• _Exercise goal_: Repeat every entry in the listing below, exactly.

· · · · · · ·

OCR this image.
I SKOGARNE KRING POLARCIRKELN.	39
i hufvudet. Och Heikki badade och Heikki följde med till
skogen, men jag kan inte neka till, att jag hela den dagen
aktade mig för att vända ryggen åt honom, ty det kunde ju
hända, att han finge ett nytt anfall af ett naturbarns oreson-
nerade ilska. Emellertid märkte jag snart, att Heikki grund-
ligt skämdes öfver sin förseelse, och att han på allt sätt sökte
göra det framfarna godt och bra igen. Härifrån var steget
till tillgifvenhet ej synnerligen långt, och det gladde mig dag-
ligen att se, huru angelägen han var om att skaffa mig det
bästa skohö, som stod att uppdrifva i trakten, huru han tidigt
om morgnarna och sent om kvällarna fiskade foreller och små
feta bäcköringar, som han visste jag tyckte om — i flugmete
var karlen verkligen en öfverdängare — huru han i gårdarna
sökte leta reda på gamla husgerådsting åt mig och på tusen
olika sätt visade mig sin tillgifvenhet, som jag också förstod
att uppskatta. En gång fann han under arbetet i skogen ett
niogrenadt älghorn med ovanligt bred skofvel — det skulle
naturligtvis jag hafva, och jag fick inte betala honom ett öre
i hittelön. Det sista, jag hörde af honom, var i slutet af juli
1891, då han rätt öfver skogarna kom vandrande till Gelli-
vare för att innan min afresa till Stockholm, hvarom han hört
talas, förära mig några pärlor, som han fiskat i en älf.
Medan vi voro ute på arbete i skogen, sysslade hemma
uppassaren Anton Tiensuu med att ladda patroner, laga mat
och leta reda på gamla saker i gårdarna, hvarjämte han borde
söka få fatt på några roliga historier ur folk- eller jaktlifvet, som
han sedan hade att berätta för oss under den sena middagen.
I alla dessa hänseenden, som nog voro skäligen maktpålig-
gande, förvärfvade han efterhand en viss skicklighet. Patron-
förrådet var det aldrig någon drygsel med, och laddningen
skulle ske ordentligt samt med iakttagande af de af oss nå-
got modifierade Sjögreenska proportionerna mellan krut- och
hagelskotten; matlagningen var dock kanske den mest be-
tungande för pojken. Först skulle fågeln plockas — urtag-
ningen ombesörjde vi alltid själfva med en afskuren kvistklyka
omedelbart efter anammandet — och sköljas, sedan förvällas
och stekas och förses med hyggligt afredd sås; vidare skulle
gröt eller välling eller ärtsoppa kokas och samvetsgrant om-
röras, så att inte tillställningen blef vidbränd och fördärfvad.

· · · · · · ·

• _Output of the task_:
OCR this image.
I SKOGARNE KRING POLARCIRKELN.	39
i hufvudet. Och Heikki badade och Heikki följde med till
skogen, men jag kan inte neka till, att jag hela den dagen
aktade mig för att vända ryggen åt honom, ty det kunde ju
hända, att han finge ett nytt anfall af ett naturbarns oreson-
nerade ilska. Emellertid märkte jag snart, att Heikki grund-
ligt skämdes öfver sin förseelse, och att han på allt sätt sökte
göra det framfarna godt och bra igen. Härifrån var steget
till tillgifvenhet ej synnerligen långt, och det gladde mig dag-
ligen att se, huru angelägen han var om att skaffa mig det
bästa skohö, som stod att uppdrifva i trakten, huru han tidigt
om morgnarna och sent om kvällarna fiskade foreller och små
feta bäcköringar, som han visste jag tyckte om — i flugmete
var karlen verkligen en öfverdängare — huru han i gårdarna
sökte leta reda på gamla husgerådsting åt mig och på tusen
olika sätt visade mig sin tillgifvenhet, som jag också förstod
att uppskatta. En gång fann han under arbetet i skogen ett
niogrenadt älghorn med ovanligt bred skofvel — det skulle
naturligtvis jag hafva, och jag fick inte betala honom ett öre
i hittelön. Det sista, jag hörde af honom, var i slutet af juli
1891, då han rätt öfver skogarna kom vandrande till Gelli-
vare för att innan min afresa till Stockholm, hvarom han hört
talas, förära mig några pärlor, som han fiskat i en älf.
Medan vi voro ute på arbete i skogen, sysslade hemma
uppassaren Anton Tiensuu med att ladda patroner, laga mat
och leta reda på gamla saker i gårdarna, hvarjämte han borde
söka få fatt på några roliga historier ur folk- eller jaktlifvet, som
han sedan hade att berätta för oss under den sena middagen.
I alla dessa hänseenden, som nog voro skäligen maktpålig-
gande, förvärfvade han efterhand en viss skicklighet. Patron-
förrådet var det aldrig någon drygsel med, och laddningen
skulle ske ordentligt samt med iakttagande af de af oss nå-
got modifierade Sjögreenska proportionerna mellan krut- och
hagelskotten; matlagningen var dock kanske den mest be-
tungande för pojken. Först skulle fågeln plockas — urtag-
ningen ombesörjde vi alltid själfva med en afskuren kvistklyka
omedelbart efter anammandet — och sköljas, sedan förvällas
och stekas och förses med hyggligt afredd sås; vidare skulle
gröt eller välling eller ärtsoppa kokas och samvetsgrant om-
röras, så att inte tillställningen blef vidbränd och fördärfvad.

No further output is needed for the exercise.